#### INPUT RECORDS
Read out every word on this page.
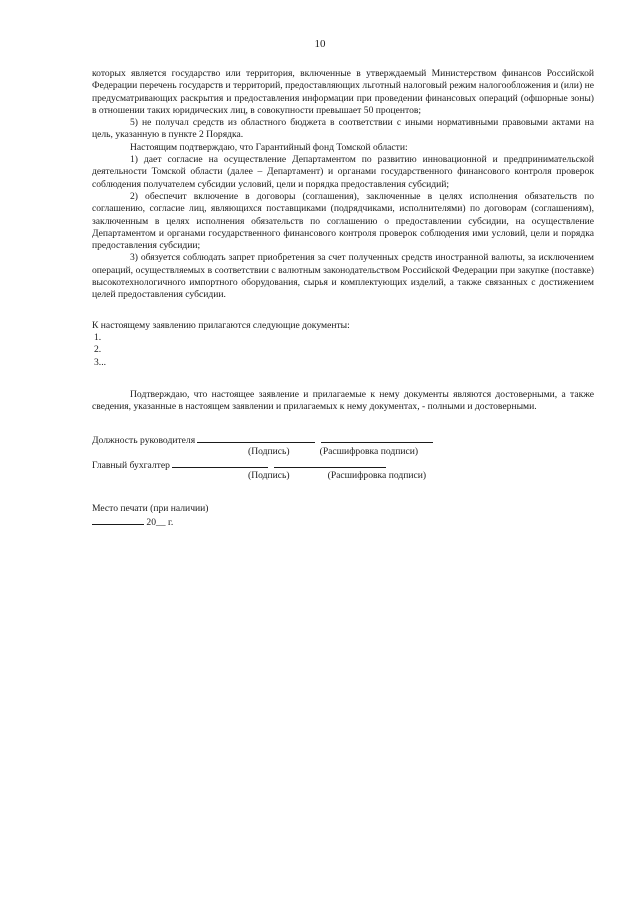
10

которых является государство или территория, включенные в утверждаемый Министерством финансов Российской Федерации перечень государств и территорий, предоставляющих льготный налоговый режим налогообложения и (или) не предусматривающих раскрытия и предоставления информации при проведении финансовых операций (офшорные зоны) в отношении таких юридических лиц, в совокупности превышает 50 процентов;

5) не получал средств из областного бюджета в соответствии с иными нормативными правовыми актами на цель, указанную в пункте 2 Порядка.

Настоящим подтверждаю, что Гарантийный фонд Томской области:

1) дает согласие на осуществление Департаментом по развитию инновационной и предпринимательской деятельности Томской области (далее – Департамент) и органами государственного финансового контроля проверок соблюдения получателем субсидии условий, цели и порядка предоставления субсидий;

2) обеспечит включение в договоры (соглашения), заключенные в целях исполнения обязательств по соглашению, согласие лиц, являющихся поставщиками (подрядчиками, исполнителями) по договорам (соглашениям), заключенным в целях исполнения обязательств по соглашению о предоставлении субсидии, на осуществление Департаментом и органами государственного финансового контроля проверок соблюдения ими условий, цели и порядка предоставления субсидии;

3) обязуется соблюдать запрет приобретения за счет полученных средств иностранной валюты, за исключением операций, осуществляемых в соответствии с валютным законодательством Российской Федерации при закупке (поставке) высокотехнологичного импортного оборудования, сырья и комплектующих изделий, а также связанных с достижением целей предоставления субсидии.

К настоящему заявлению прилагаются следующие документы:

1.

2.

3...

Подтверждаю, что настоящее заявление и прилагаемые к нему документы являются достоверными, а также сведения, указанные в настоящем заявлении и прилагаемых к нему документах, - полными и достоверными.

Должность руководителя
(Подпись)	(Расшифровка подписи)
Главный бухгалтер
(Подпись)	(Расшифровка подписи)

Место печати (при наличии)

20__ г.
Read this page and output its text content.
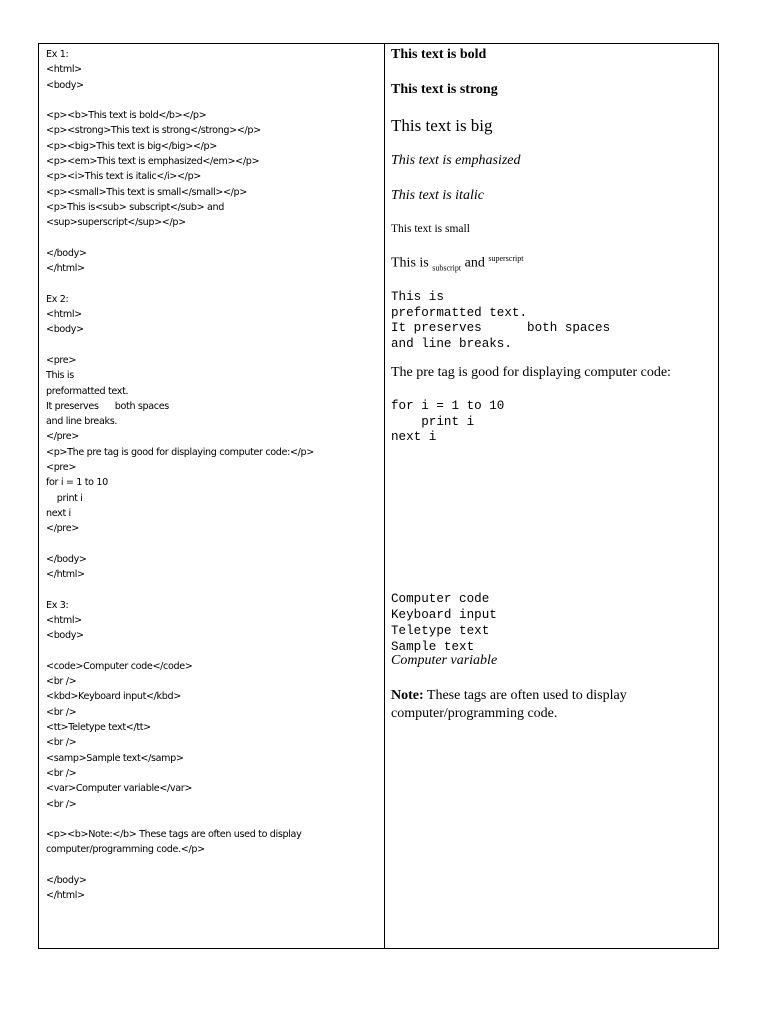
Ex 1:
<html>
<body>
<p><b>This text is bold</b></p>
<p><strong>This text is strong</strong></p>
<p><big>This text is big</big></p>
<p><em>This text is emphasized</em></p>
<p><i>This text is italic</i></p>
<p><small>This text is small</small></p>
<p>This is<sub> subscript</sub> and
<sup>superscript</sup></p>
</body>
</html>
Ex 2:
<html>
<body>
<pre>
This is
preformatted text.
It preserves      both spaces
and line breaks.
</pre>
<p>The pre tag is good for displaying computer code:</p>
<pre>
for i = 1 to 10
print i
next i
</pre>
</body>
</html>
Ex 3:
<html>
<body>
<code>Computer code</code>
<br />
<kbd>Keyboard input</kbd>
<br />
<tt>Teletype text</tt>
<br />
<samp>Sample text</samp>
<br />
<var>Computer variable</var>
<br />
<p><b>Note:</b> These tags are often used to display
computer/programming code.</p>
</body>
</html>
This text is bold
This text is strong
This text is big
This text is emphasized
This text is italic
This text is small
This is $_{subscript}$ and $^{superscript}$
This is
preformatted text.
It preserves      both spaces
and line breaks.
The pre tag is good for displaying computer code:
for i = 1 to 10
print i
next i
Computer code
Keyboard input
Teletype text
Sample text
Computer variable
Note: These tags are often used to display
computer/programming code.
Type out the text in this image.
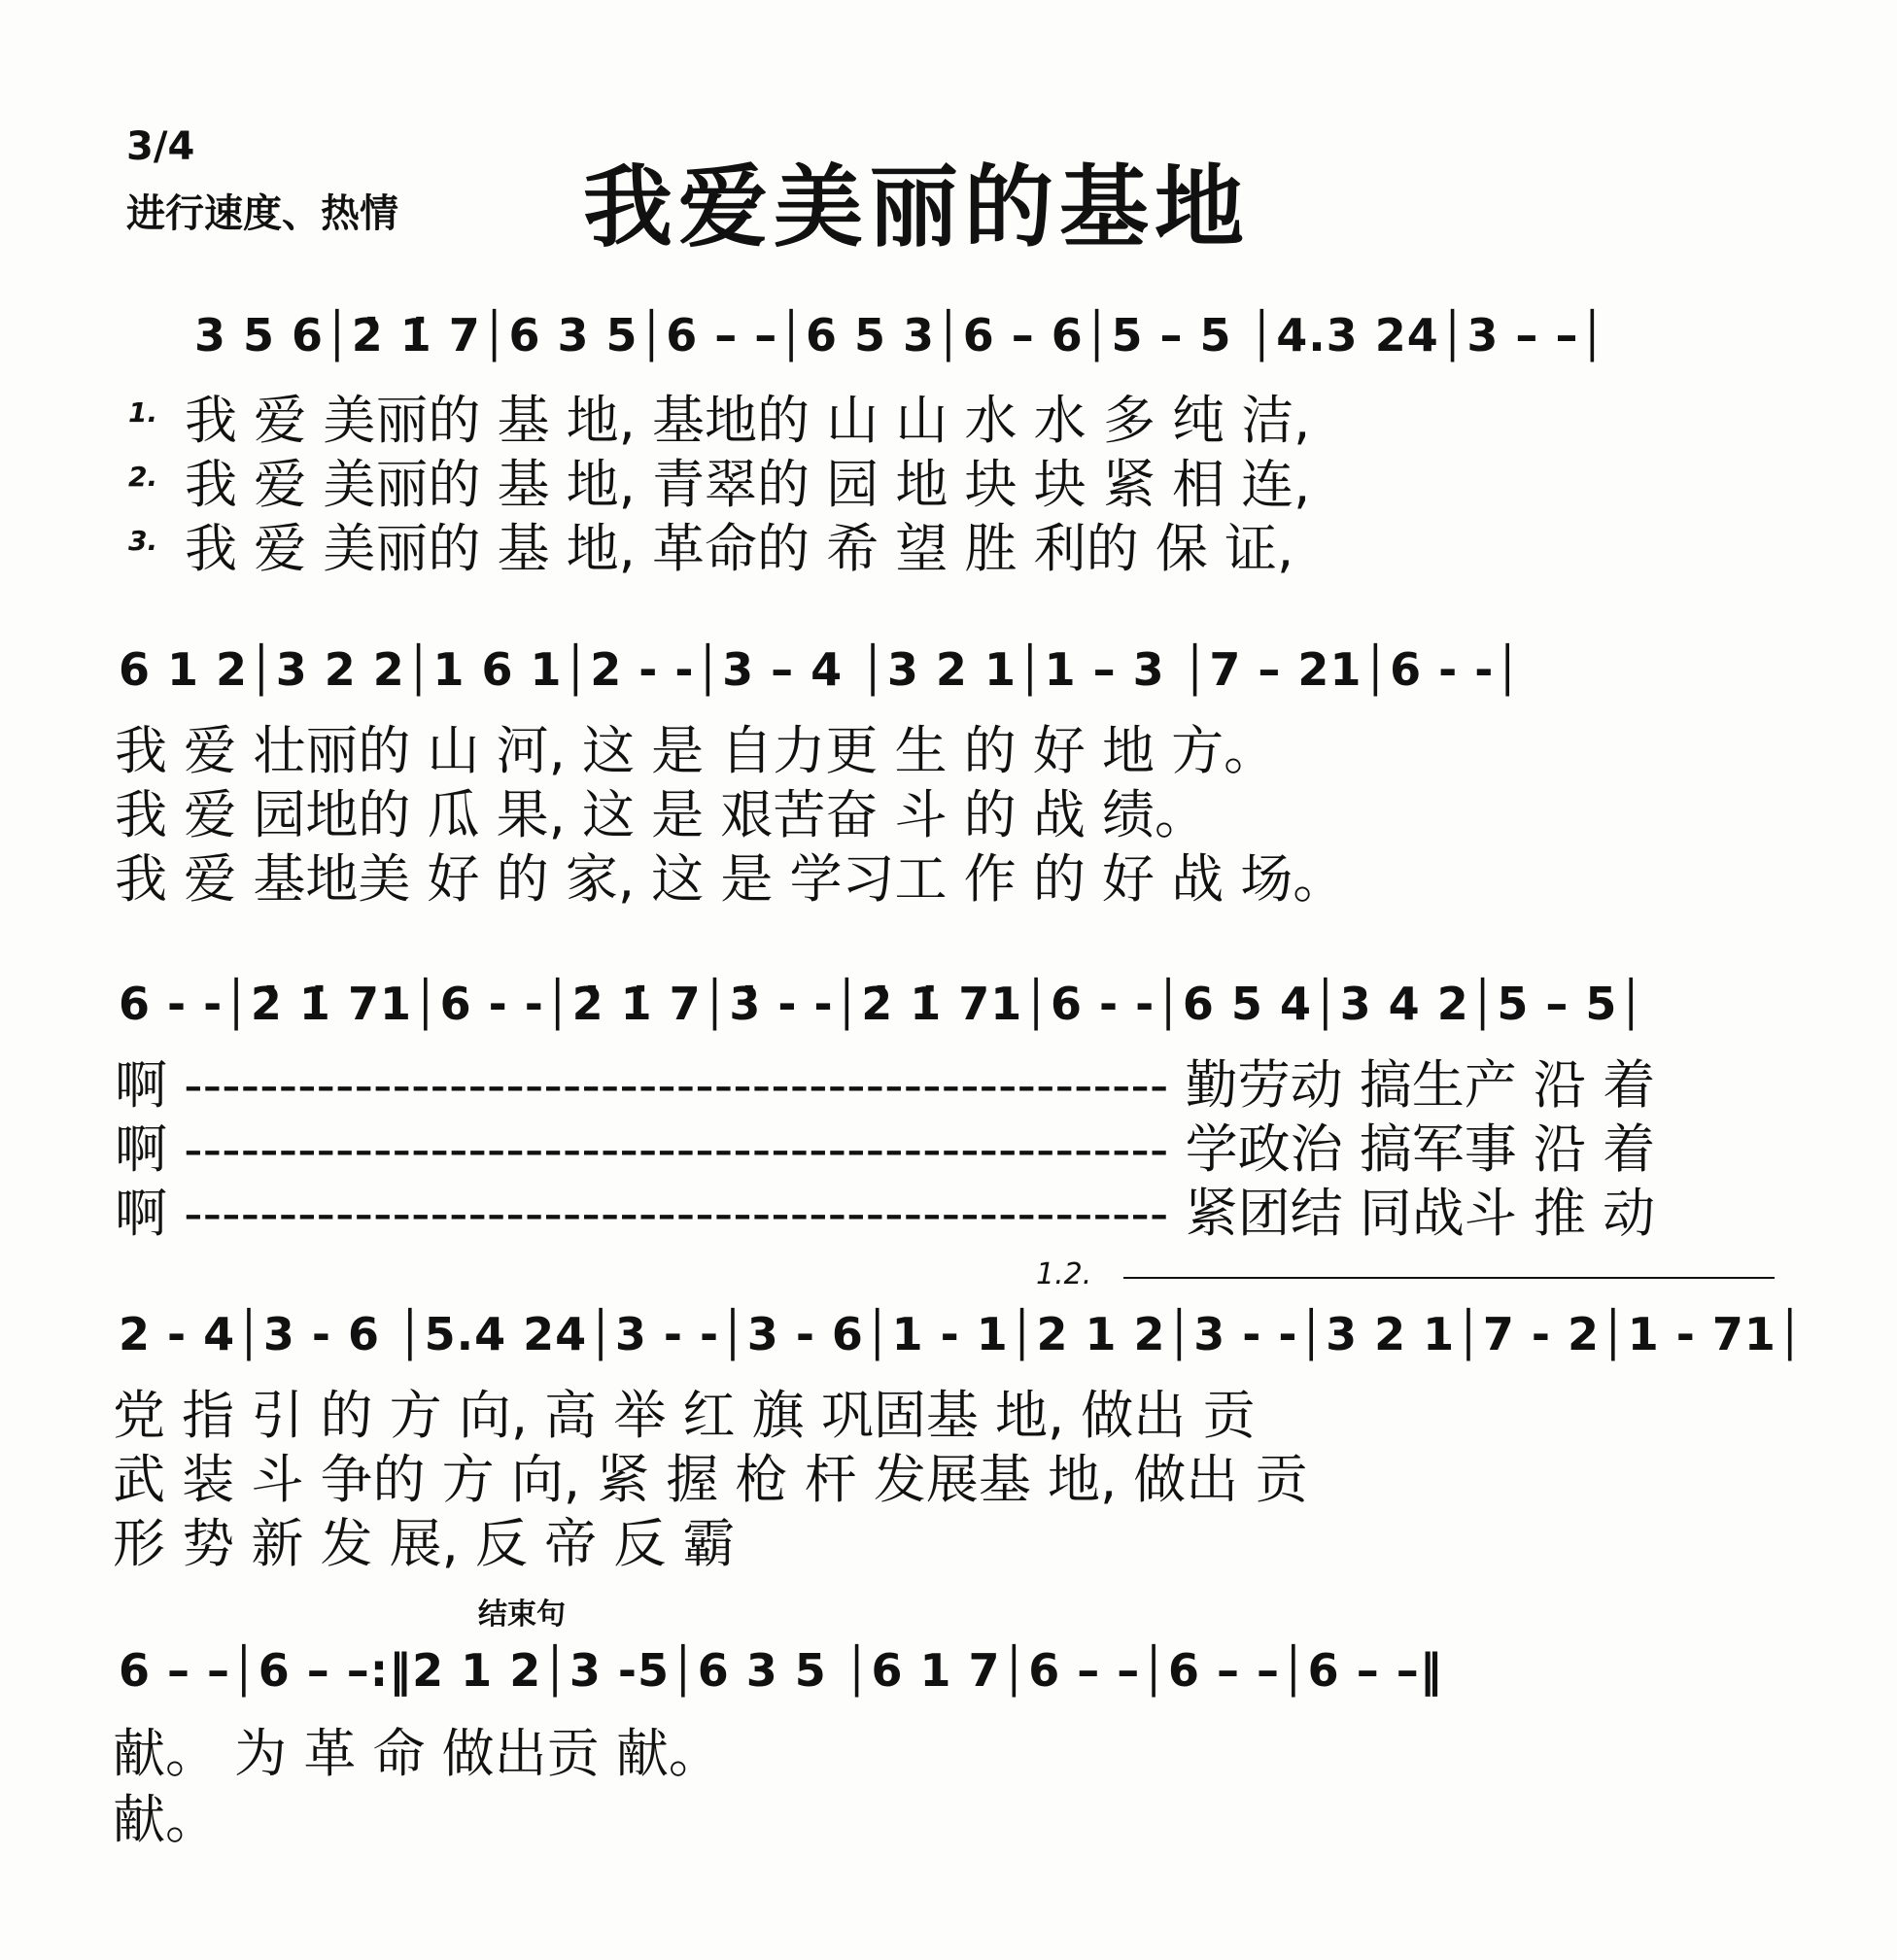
3/4
进行速度、热情 我爱美丽的基地
3 5 6│2̇ 1̇ 7│6 3 5│6 – –│6 5 3│6 – 6│5 – 5 │4.3 24│3 – –│
1.
2.
3.
我 爱 美丽的 基 地, 基地的 山 山 水 水 多 纯 洁,
我 爱 美丽的 基 地, 青翠的 园 地 块 块 紧 相 连,
我 爱 美丽的 基 地, 革命的 希 望 胜 利的 保 证,
6 1 2│3 2 2│1 6 1│2 - -│3 – 4 │3 2 1│1 – 3 │7 – 21│6 - -│
我 爱 壮丽的 山 河, 这 是 自力更 生 的 好 地 方。
我 爱 园地的 瓜 果, 这 是 艰苦奋 斗 的 战 绩。
我 爱 基地美 好 的 家, 这 是 学习工 作 的 好 战 场。
6 - -│2̇ 1̇ 71│6 - -│2̇ 1̇ 7│3̇ - -│2̇ 1̇ 71│6 - -│6 5 4│3 4 2│5 – 5│
啊 ---------------------------------------------------- 勤劳动 搞生产 沿 着
啊 ---------------------------------------------------- 学政治 搞军事 沿 着
啊 ---------------------------------------------------- 紧团结 同战斗 推 动
1.2.
2 - 4│3 - 6 │5.4 24│3 - -│3 - 6│1 - 1│2 1 2│3 - -│3 2 1│7 - 2│1 - 71│
党 指 引 的 方 向, 高 举 红 旗 巩固基 地, 做出 贡
武 装 斗 争的 方 向, 紧 握 枪 杆 发展基 地, 做出 贡
形 势 新 发 展, 反 帝 反 霸
结束句
6 – –│6 – –:‖2 1 2│3 -5│6 3 5 │6 1 7│6 – –│6 – –│6 – –‖
献。 为 革 命 做出贡 献。
献。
########
◆ TO DO ◆
Print all the records again exactly; do not include any picture.

◆ EXERCISE ANSWER ◆
Read out every word on this page.
10

которых является государство или территория, включенные в утверждаемый Министерством финансов Российской Федерации перечень государств и территорий, предоставляющих льготный налоговый режим налогообложения и (или) не предусматривающих раскрытия и предоставления информации при проведении финансовых операций (офшорные зоны) в отношении таких юридических лиц, в совокупности превышает 50 процентов;

5) не получал средств из областного бюджета в соответствии с иными нормативными правовыми актами на цель, указанную в пункте 2 Порядка.

Настоящим подтверждаю, что Гарантийный фонд Томской области:

1) дает согласие на осуществление Департаментом по развитию инновационной и предпринимательской деятельности Томской области (далее – Департамент) и органами государственного финансового контроля проверок соблюдения получателем субсидии условий, цели и порядка предоставления субсидий;

2) обеспечит включение в договоры (соглашения), заключенные в целях исполнения обязательств по соглашению, согласие лиц, являющихся поставщиками (подрядчиками, исполнителями) по договорам (соглашениям), заключенным в целях исполнения обязательств по соглашению о предоставлении субсидии, на осуществление Департаментом и органами государственного финансового контроля проверок соблюдения ими условий, цели и порядка предоставления субсидии;

3) обязуется соблюдать запрет приобретения за счет полученных средств иностранной валюты, за исключением операций, осуществляемых в соответствии с валютным законодательством Российской Федерации при закупке (поставке) высокотехнологичного импортного оборудования, сырья и комплектующих изделий, а также связанных с достижением целей предоставления субсидии.

К настоящему заявлению прилагаются следующие документы:

1.

2.

3...

Подтверждаю, что настоящее заявление и прилагаемые к нему документы являются достоверными, а также сведения, указанные в настоящем заявлении и прилагаемых к нему документах, - полными и достоверными.

Должность руководителя
(Подпись)	(Расшифровка подписи)
Главный бухгалтер
(Подпись)	(Расшифровка подписи)

Место печати (при наличии)

20__ г.
Read this page and output its text content.
Ex 1:
<html>
<body>
<p><b>This text is bold</b></p>
<p><strong>This text is strong</strong></p>
<p><big>This text is big</big></p>
<p><em>This text is emphasized</em></p>
<p><i>This text is italic</i></p>
<p><small>This text is small</small></p>
<p>This is<sub> subscript</sub> and
<sup>superscript</sup></p>
</body>
</html>
Ex 2:
<html>
<body>
<pre>
This is
preformatted text.
It preserves      both spaces
and line breaks.
</pre>
<p>The pre tag is good for displaying computer code:</p>
<pre>
for i = 1 to 10
print i
next i
</pre>
</body>
</html>
Ex 3:
<html>
<body>
<code>Computer code</code>
<br />
<kbd>Keyboard input</kbd>
<br />
<tt>Teletype text</tt>
<br />
<samp>Sample text</samp>
<br />
<var>Computer variable</var>
<br />
<p><b>Note:</b> These tags are often used to display
computer/programming code.</p>
</body>
</html>
This text is bold
This text is strong
This text is big
This text is emphasized
This text is italic
This text is small
This is $_{subscript}$ and $^{superscript}$
This is
preformatted text.
It preserves      both spaces
and line breaks.
The pre tag is good for displaying computer code:
for i = 1 to 10
print i
next i
Computer code
Keyboard input
Teletype text
Sample text
Computer variable
Note: These tags are often used to display
computer/programming code.
Type out the text in this image.
3/4
进行速度、热情 我爱美丽的基地
3 5 6│2̇ 1̇ 7│6 3 5│6 – –│6 5 3│6 – 6│5 – 5 │4.3 24│3 – –│
1.
2.
3.
我 爱 美丽的 基 地, 基地的 山 山 水 水 多 纯 洁,
我 爱 美丽的 基 地, 青翠的 园 地 块 块 紧 相 连,
我 爱 美丽的 基 地, 革命的 希 望 胜 利的 保 证,
6 1 2│3 2 2│1 6 1│2 - -│3 – 4 │3 2 1│1 – 3 │7 – 21│6 - -│
我 爱 壮丽的 山 河, 这 是 自力更 生 的 好 地 方。
我 爱 园地的 瓜 果, 这 是 艰苦奋 斗 的 战 绩。
我 爱 基地美 好 的 家, 这 是 学习工 作 的 好 战 场。
6 - -│2̇ 1̇ 71│6 - -│2̇ 1̇ 7│3̇ - -│2̇ 1̇ 71│6 - -│6 5 4│3 4 2│5 – 5│
啊 ---------------------------------------------------- 勤劳动 搞生产 沿 着
啊 ---------------------------------------------------- 学政治 搞军事 沿 着
啊 ---------------------------------------------------- 紧团结 同战斗 推 动
1.2.
2 - 4│3 - 6 │5.4 24│3 - -│3 - 6│1 - 1│2 1 2│3 - -│3 2 1│7 - 2│1 - 71│
党 指 引 的 方 向, 高 举 红 旗 巩固基 地, 做出 贡
武 装 斗 争的 方 向, 紧 握 枪 杆 发展基 地, 做出 贡
形 势 新 发 展, 反 帝 反 霸
结束句
6 – –│6 – –:‖2 1 2│3 -5│6 3 5 │6 1 7│6 – –│6 – –│6 – –‖
献。 为 革 命 做出贡 献。
献。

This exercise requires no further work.